**Dataset items**
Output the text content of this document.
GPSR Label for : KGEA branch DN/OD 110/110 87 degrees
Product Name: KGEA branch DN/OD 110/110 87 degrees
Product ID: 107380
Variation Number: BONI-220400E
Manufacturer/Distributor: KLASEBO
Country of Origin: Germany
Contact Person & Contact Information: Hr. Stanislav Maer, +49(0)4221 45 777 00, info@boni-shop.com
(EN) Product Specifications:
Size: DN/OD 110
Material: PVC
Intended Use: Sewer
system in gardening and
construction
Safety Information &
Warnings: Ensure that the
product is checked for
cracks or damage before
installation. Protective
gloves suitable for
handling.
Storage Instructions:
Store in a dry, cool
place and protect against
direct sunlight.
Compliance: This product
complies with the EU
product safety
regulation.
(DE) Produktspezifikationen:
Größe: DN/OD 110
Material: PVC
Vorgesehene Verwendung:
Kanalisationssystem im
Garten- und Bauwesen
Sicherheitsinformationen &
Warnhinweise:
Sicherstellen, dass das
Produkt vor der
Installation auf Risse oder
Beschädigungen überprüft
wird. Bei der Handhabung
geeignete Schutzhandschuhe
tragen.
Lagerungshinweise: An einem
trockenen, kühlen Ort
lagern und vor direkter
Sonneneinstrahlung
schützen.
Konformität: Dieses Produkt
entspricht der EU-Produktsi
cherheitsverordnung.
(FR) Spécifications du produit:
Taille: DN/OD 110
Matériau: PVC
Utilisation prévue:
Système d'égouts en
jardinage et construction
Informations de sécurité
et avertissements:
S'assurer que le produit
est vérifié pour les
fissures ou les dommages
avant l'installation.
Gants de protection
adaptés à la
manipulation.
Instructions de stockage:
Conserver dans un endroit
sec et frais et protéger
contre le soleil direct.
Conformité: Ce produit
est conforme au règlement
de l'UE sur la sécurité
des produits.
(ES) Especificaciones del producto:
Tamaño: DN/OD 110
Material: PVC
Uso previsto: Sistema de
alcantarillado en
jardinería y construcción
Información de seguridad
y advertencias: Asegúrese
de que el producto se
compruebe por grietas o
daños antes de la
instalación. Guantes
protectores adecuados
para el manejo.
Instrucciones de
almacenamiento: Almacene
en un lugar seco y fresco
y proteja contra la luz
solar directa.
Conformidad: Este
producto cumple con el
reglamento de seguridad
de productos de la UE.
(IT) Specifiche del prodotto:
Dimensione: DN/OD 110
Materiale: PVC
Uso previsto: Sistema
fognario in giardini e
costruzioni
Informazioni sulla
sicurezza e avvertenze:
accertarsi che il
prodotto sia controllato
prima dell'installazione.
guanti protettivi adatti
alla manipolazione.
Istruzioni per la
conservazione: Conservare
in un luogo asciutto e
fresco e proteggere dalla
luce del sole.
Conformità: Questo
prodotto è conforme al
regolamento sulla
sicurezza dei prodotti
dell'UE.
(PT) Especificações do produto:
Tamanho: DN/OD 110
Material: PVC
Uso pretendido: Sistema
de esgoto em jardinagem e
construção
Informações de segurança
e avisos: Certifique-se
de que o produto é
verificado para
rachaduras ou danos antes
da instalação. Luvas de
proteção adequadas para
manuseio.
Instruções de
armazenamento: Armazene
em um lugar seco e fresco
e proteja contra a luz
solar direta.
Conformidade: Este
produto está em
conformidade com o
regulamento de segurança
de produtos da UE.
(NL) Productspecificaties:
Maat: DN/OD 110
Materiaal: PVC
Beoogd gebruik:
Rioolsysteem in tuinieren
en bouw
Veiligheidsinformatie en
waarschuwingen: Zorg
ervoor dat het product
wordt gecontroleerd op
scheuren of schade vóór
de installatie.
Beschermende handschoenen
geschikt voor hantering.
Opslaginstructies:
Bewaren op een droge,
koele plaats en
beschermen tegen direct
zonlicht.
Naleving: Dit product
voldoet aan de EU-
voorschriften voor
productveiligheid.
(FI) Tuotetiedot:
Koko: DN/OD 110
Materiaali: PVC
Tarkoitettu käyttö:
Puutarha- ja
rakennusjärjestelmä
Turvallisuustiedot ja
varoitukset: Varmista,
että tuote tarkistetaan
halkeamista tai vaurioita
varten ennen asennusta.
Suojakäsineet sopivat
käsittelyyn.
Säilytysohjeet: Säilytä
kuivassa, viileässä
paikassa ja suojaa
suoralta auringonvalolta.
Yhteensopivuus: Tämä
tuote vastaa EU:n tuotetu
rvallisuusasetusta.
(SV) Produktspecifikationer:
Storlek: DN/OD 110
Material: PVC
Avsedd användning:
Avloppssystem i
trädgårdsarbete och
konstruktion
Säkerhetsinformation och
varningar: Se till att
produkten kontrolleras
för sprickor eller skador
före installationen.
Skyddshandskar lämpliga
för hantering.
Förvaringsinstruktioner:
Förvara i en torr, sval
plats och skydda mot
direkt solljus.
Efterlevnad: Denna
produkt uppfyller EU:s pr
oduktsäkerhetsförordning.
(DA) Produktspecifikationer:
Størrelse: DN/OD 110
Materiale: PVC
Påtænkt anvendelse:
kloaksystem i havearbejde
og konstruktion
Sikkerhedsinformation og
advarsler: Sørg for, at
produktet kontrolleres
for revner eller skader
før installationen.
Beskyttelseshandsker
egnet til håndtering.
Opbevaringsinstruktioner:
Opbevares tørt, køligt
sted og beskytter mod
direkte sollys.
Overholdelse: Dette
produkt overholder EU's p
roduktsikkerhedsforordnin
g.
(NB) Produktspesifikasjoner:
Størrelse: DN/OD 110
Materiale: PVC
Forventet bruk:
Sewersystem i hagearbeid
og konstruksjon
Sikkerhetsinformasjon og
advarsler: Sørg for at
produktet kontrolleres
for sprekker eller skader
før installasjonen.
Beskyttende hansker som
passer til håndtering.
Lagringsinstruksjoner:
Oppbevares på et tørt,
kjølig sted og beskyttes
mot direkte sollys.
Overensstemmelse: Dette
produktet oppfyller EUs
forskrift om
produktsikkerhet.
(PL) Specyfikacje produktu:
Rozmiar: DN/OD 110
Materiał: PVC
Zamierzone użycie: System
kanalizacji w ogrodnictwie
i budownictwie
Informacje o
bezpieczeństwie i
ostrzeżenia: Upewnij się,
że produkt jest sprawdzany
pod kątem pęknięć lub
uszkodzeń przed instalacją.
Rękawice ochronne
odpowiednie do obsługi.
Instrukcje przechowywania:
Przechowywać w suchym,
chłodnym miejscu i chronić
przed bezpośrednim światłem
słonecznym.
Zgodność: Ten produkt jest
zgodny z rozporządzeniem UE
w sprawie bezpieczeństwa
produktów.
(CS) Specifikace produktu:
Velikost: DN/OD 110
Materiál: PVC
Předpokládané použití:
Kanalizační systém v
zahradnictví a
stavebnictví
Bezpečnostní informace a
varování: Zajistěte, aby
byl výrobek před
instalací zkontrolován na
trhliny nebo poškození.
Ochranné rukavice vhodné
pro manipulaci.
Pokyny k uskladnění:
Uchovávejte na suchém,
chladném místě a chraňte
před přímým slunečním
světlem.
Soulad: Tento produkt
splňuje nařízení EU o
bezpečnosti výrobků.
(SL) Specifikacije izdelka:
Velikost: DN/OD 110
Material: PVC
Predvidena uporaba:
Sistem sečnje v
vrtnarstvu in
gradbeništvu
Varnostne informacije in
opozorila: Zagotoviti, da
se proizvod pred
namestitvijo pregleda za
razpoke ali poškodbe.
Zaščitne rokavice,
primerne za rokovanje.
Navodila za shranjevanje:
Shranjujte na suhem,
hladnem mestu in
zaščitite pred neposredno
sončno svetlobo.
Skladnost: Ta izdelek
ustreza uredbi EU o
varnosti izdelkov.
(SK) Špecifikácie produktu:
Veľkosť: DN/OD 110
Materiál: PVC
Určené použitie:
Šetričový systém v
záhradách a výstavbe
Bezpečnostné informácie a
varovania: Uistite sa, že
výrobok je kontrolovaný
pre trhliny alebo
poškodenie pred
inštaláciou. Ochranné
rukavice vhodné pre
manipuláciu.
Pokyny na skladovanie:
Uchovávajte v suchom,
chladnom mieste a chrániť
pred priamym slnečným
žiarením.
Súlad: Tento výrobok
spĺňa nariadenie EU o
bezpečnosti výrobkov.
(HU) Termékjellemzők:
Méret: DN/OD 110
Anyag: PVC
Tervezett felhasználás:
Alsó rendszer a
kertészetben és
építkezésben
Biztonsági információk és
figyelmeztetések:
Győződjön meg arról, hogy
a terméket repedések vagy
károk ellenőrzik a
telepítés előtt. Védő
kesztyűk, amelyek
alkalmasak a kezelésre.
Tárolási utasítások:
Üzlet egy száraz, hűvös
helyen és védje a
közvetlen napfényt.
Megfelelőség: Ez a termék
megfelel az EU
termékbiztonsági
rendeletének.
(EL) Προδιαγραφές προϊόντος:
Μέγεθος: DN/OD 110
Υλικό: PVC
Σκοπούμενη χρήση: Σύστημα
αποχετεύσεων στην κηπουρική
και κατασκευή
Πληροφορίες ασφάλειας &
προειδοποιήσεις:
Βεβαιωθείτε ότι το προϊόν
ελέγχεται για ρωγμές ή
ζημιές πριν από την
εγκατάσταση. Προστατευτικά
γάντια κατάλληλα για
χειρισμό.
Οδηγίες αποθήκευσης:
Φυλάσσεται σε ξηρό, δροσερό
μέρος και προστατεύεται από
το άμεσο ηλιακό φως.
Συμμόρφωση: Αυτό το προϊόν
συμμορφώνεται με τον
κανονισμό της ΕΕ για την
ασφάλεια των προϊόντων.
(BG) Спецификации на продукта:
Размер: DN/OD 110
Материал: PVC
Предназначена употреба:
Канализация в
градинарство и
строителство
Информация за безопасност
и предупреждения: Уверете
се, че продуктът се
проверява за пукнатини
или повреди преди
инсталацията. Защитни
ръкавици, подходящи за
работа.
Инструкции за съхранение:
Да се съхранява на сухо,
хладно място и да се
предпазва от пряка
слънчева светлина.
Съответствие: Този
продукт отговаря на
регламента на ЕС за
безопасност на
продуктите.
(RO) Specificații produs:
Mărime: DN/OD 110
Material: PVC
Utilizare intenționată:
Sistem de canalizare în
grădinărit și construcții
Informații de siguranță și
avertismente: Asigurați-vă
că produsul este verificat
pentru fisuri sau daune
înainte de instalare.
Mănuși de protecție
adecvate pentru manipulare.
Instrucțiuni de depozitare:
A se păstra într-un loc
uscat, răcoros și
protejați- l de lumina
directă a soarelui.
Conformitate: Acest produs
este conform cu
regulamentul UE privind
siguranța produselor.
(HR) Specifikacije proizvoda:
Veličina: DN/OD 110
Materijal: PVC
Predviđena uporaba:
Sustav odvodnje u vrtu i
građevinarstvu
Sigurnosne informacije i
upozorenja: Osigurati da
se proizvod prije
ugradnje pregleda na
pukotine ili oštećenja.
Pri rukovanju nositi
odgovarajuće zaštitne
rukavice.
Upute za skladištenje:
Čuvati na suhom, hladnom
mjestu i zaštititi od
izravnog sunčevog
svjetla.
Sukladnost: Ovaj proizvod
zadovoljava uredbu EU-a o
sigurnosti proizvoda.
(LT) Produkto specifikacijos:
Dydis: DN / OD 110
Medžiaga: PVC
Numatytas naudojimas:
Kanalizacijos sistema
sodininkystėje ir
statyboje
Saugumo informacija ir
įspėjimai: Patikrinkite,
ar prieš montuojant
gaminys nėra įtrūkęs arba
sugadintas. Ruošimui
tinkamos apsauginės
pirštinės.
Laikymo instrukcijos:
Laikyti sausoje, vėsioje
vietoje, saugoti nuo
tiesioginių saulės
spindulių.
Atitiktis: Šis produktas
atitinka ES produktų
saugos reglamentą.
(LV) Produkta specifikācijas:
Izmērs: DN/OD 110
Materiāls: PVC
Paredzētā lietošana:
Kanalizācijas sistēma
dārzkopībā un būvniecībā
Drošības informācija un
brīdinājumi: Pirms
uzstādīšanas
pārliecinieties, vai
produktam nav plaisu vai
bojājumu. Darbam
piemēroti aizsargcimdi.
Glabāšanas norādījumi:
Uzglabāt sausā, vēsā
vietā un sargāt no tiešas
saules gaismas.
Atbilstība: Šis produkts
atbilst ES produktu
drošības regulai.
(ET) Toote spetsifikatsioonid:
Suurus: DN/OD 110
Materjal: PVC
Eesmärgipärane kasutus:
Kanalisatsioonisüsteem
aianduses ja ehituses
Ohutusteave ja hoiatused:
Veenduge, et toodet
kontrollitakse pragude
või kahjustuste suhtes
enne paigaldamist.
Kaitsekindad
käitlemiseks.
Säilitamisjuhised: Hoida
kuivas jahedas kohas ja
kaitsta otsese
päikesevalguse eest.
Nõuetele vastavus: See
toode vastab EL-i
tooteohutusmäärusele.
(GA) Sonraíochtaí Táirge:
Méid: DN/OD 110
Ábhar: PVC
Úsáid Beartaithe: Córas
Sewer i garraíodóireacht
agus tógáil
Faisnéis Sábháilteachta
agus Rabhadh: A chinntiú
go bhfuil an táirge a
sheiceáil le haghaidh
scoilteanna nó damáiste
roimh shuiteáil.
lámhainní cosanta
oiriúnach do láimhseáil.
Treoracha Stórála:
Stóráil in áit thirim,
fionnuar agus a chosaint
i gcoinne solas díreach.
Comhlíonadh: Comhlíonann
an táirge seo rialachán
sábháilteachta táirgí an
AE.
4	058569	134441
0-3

**To do**
Report how many lines include the word "výrobok". Give nothing but the number.

**The answer**
2